### TEXT EXTRACT
(begin)
I was going to pipe up earlier, because I thought that the critique from the beginning of Jason's photos was rather harsh.  I still don't feel altogether comfortable in the atmosphere here in this thread, because I'm not sure what people expect.  Are we here to offer friendly advice?  Technical advice?  I'll be the first to admit I'm not qualified to do that.  Encourage each other?  It's what I've tried to do.  This is "The Shutter Bug Club", yes?  The context and grandstanding that it seems to be developing is offputting, in my opinion. 

....

Not once have I ever felt ill at ease while viewing the work of others on this board because of my expectation of a perfect standard from anyone, forum hosts included.  I have no idea what all of the hullabuloo is about.

Well, this topic has come close to being derailed. :huh:

I have been following this thread but have yet to post, and I certainly will not post any of my photos here for comments.
(end)
### WHAT THIS EXERCISE ASKS
[1] According to the forum thread, what is the name of the club the first poster refers to?
[2] In the forum thread, what possible purposes does the first poster suggest the thread might serve? List all of them.
[3] Continue the forum thread from the point where it stops.
The material has nothing to do with these tasks.

### DATA EXCERPT
(begin)
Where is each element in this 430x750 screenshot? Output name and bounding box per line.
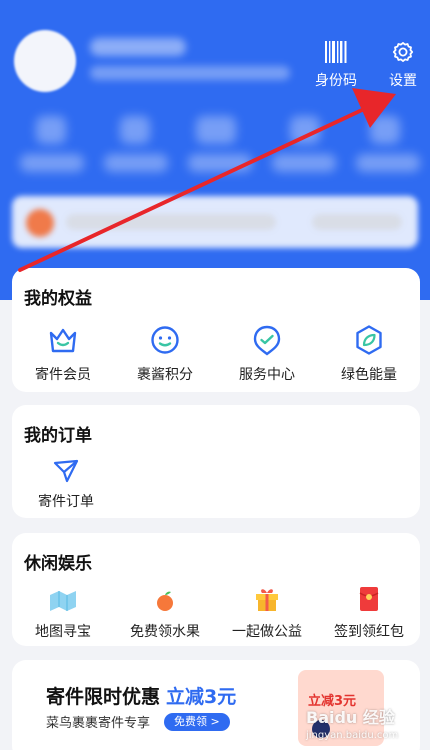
(end)
### TASK-BY-TASK RESULTS
[1] "The Shutter Bug Club"

[2]
- Offering friendly advice
- Offering technical advice
- Encouraging each other

[3]
Yikes
:shock:

On the photo-related front:
One thing that I especially enjoy in Ellen Shapiro's photos is the limited depth-of field. (translation: blah blah blah GINGER) :laugh:
What I mean is that the "subject" is clearly in focus, while the foreground/background is attractively fuzzy. The EXIF data, so generously contributed, indicates a small f-stop was used. Again, "blah blah blah". :biggrin:
Seriously, what this means is that the exposure and focus controls on your camera make a difference , and this is understandably baffling to anyone who isn't immersed in the whole photo-hobbiest/professional-experience.
A second thing I love is the reflection (window & wine glass?) in Jinmyo's photo. Adds a sense of ambiance to the scene. BTW, who plated that dish? Was the food airlifted in by aliens? :laugh:

Finally, the white-cake photos could be improved by moving the light source to the side. Someone (was it Linda?) suggested shooting from an angle. It's actually the light-source that needs to be moved: raking across the face of the cake will reveal the texture of the "crumb".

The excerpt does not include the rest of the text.